▶ WORK REQUIRED: Repeat the records verbatim and leave the pictures out of your copy.

>> BEGIN EXTRACTED RECORDS

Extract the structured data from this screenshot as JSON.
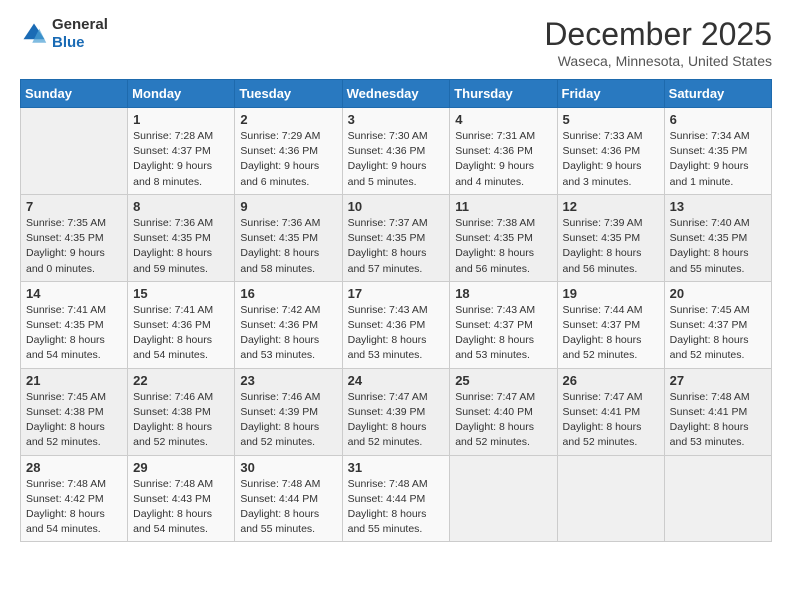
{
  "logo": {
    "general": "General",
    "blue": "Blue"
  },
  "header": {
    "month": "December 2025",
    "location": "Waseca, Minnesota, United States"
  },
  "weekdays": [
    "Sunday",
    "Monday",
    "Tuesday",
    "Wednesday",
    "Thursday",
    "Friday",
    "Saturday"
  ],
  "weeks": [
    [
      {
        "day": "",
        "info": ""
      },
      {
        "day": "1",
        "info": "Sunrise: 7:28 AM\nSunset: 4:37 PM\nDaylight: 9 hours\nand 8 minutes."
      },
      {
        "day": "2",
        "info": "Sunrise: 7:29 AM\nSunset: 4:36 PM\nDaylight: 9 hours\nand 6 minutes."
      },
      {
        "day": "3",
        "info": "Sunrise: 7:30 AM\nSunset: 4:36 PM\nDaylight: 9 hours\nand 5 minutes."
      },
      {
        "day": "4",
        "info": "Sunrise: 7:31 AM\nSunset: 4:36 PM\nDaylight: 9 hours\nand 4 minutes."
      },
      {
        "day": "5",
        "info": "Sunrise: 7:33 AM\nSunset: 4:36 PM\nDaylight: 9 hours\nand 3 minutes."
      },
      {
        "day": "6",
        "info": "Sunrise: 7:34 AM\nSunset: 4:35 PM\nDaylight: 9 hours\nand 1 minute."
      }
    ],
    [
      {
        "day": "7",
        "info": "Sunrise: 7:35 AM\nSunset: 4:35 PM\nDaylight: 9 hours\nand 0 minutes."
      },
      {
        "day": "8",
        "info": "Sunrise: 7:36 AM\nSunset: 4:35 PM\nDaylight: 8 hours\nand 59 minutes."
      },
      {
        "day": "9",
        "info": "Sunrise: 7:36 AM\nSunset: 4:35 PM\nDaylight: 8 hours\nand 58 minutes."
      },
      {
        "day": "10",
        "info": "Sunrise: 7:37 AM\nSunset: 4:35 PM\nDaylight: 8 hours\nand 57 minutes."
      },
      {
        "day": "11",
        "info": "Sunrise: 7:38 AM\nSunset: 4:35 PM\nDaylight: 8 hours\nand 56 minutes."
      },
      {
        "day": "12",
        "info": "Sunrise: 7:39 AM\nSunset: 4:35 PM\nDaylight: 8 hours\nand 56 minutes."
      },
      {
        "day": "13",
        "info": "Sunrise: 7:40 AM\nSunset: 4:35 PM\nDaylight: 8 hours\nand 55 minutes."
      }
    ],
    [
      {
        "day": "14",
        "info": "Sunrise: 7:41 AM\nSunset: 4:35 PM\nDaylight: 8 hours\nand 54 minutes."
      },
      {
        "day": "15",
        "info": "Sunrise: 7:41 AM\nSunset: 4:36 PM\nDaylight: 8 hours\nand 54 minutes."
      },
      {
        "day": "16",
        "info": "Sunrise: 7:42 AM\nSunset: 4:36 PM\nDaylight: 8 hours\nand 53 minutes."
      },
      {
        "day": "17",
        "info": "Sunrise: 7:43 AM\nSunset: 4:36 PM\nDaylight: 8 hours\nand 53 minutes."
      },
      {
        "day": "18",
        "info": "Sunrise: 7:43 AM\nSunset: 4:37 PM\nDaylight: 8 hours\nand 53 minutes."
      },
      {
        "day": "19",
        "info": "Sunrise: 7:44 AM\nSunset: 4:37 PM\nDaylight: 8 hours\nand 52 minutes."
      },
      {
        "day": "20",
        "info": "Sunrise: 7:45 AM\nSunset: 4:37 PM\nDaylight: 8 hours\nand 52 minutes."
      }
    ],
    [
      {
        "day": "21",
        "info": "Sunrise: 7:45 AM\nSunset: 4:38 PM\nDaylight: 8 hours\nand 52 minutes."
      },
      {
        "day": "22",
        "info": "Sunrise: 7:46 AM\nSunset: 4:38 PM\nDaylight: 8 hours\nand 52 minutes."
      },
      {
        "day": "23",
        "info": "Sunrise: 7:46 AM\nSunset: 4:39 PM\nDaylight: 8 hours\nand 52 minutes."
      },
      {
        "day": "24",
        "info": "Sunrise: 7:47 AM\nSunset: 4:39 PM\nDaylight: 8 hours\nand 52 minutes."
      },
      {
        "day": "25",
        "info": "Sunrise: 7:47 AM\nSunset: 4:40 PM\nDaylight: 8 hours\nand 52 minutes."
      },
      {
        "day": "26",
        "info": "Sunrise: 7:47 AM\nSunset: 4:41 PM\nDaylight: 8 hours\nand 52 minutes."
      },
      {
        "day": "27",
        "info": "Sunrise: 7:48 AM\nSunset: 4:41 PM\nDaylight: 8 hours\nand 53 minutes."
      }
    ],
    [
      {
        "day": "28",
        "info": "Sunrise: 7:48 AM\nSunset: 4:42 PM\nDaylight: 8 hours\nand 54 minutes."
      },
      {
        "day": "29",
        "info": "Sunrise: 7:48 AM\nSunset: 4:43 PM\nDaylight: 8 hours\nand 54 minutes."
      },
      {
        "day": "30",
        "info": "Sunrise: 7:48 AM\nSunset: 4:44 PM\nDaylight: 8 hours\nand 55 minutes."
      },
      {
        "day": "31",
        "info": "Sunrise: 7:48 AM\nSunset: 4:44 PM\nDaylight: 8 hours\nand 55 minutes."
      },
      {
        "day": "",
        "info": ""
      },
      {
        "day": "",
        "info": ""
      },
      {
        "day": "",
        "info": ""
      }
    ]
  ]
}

>> END EXTRACTED RECORDS

▶ WRITTEN REPLY:
Extract the structured data from this screenshot as JSON.
{
  "logo": {
    "general": "General",
    "blue": "Blue"
  },
  "header": {
    "month": "December 2025",
    "location": "Waseca, Minnesota, United States"
  },
  "weekdays": [
    "Sunday",
    "Monday",
    "Tuesday",
    "Wednesday",
    "Thursday",
    "Friday",
    "Saturday"
  ],
  "weeks": [
    [
      {
        "day": "",
        "info": ""
      },
      {
        "day": "1",
        "info": "Sunrise: 7:28 AM\nSunset: 4:37 PM\nDaylight: 9 hours\nand 8 minutes."
      },
      {
        "day": "2",
        "info": "Sunrise: 7:29 AM\nSunset: 4:36 PM\nDaylight: 9 hours\nand 6 minutes."
      },
      {
        "day": "3",
        "info": "Sunrise: 7:30 AM\nSunset: 4:36 PM\nDaylight: 9 hours\nand 5 minutes."
      },
      {
        "day": "4",
        "info": "Sunrise: 7:31 AM\nSunset: 4:36 PM\nDaylight: 9 hours\nand 4 minutes."
      },
      {
        "day": "5",
        "info": "Sunrise: 7:33 AM\nSunset: 4:36 PM\nDaylight: 9 hours\nand 3 minutes."
      },
      {
        "day": "6",
        "info": "Sunrise: 7:34 AM\nSunset: 4:35 PM\nDaylight: 9 hours\nand 1 minute."
      }
    ],
    [
      {
        "day": "7",
        "info": "Sunrise: 7:35 AM\nSunset: 4:35 PM\nDaylight: 9 hours\nand 0 minutes."
      },
      {
        "day": "8",
        "info": "Sunrise: 7:36 AM\nSunset: 4:35 PM\nDaylight: 8 hours\nand 59 minutes."
      },
      {
        "day": "9",
        "info": "Sunrise: 7:36 AM\nSunset: 4:35 PM\nDaylight: 8 hours\nand 58 minutes."
      },
      {
        "day": "10",
        "info": "Sunrise: 7:37 AM\nSunset: 4:35 PM\nDaylight: 8 hours\nand 57 minutes."
      },
      {
        "day": "11",
        "info": "Sunrise: 7:38 AM\nSunset: 4:35 PM\nDaylight: 8 hours\nand 56 minutes."
      },
      {
        "day": "12",
        "info": "Sunrise: 7:39 AM\nSunset: 4:35 PM\nDaylight: 8 hours\nand 56 minutes."
      },
      {
        "day": "13",
        "info": "Sunrise: 7:40 AM\nSunset: 4:35 PM\nDaylight: 8 hours\nand 55 minutes."
      }
    ],
    [
      {
        "day": "14",
        "info": "Sunrise: 7:41 AM\nSunset: 4:35 PM\nDaylight: 8 hours\nand 54 minutes."
      },
      {
        "day": "15",
        "info": "Sunrise: 7:41 AM\nSunset: 4:36 PM\nDaylight: 8 hours\nand 54 minutes."
      },
      {
        "day": "16",
        "info": "Sunrise: 7:42 AM\nSunset: 4:36 PM\nDaylight: 8 hours\nand 53 minutes."
      },
      {
        "day": "17",
        "info": "Sunrise: 7:43 AM\nSunset: 4:36 PM\nDaylight: 8 hours\nand 53 minutes."
      },
      {
        "day": "18",
        "info": "Sunrise: 7:43 AM\nSunset: 4:37 PM\nDaylight: 8 hours\nand 53 minutes."
      },
      {
        "day": "19",
        "info": "Sunrise: 7:44 AM\nSunset: 4:37 PM\nDaylight: 8 hours\nand 52 minutes."
      },
      {
        "day": "20",
        "info": "Sunrise: 7:45 AM\nSunset: 4:37 PM\nDaylight: 8 hours\nand 52 minutes."
      }
    ],
    [
      {
        "day": "21",
        "info": "Sunrise: 7:45 AM\nSunset: 4:38 PM\nDaylight: 8 hours\nand 52 minutes."
      },
      {
        "day": "22",
        "info": "Sunrise: 7:46 AM\nSunset: 4:38 PM\nDaylight: 8 hours\nand 52 minutes."
      },
      {
        "day": "23",
        "info": "Sunrise: 7:46 AM\nSunset: 4:39 PM\nDaylight: 8 hours\nand 52 minutes."
      },
      {
        "day": "24",
        "info": "Sunrise: 7:47 AM\nSunset: 4:39 PM\nDaylight: 8 hours\nand 52 minutes."
      },
      {
        "day": "25",
        "info": "Sunrise: 7:47 AM\nSunset: 4:40 PM\nDaylight: 8 hours\nand 52 minutes."
      },
      {
        "day": "26",
        "info": "Sunrise: 7:47 AM\nSunset: 4:41 PM\nDaylight: 8 hours\nand 52 minutes."
      },
      {
        "day": "27",
        "info": "Sunrise: 7:48 AM\nSunset: 4:41 PM\nDaylight: 8 hours\nand 53 minutes."
      }
    ],
    [
      {
        "day": "28",
        "info": "Sunrise: 7:48 AM\nSunset: 4:42 PM\nDaylight: 8 hours\nand 54 minutes."
      },
      {
        "day": "29",
        "info": "Sunrise: 7:48 AM\nSunset: 4:43 PM\nDaylight: 8 hours\nand 54 minutes."
      },
      {
        "day": "30",
        "info": "Sunrise: 7:48 AM\nSunset: 4:44 PM\nDaylight: 8 hours\nand 55 minutes."
      },
      {
        "day": "31",
        "info": "Sunrise: 7:48 AM\nSunset: 4:44 PM\nDaylight: 8 hours\nand 55 minutes."
      },
      {
        "day": "",
        "info": ""
      },
      {
        "day": "",
        "info": ""
      },
      {
        "day": "",
        "info": ""
      }
    ]
  ]
}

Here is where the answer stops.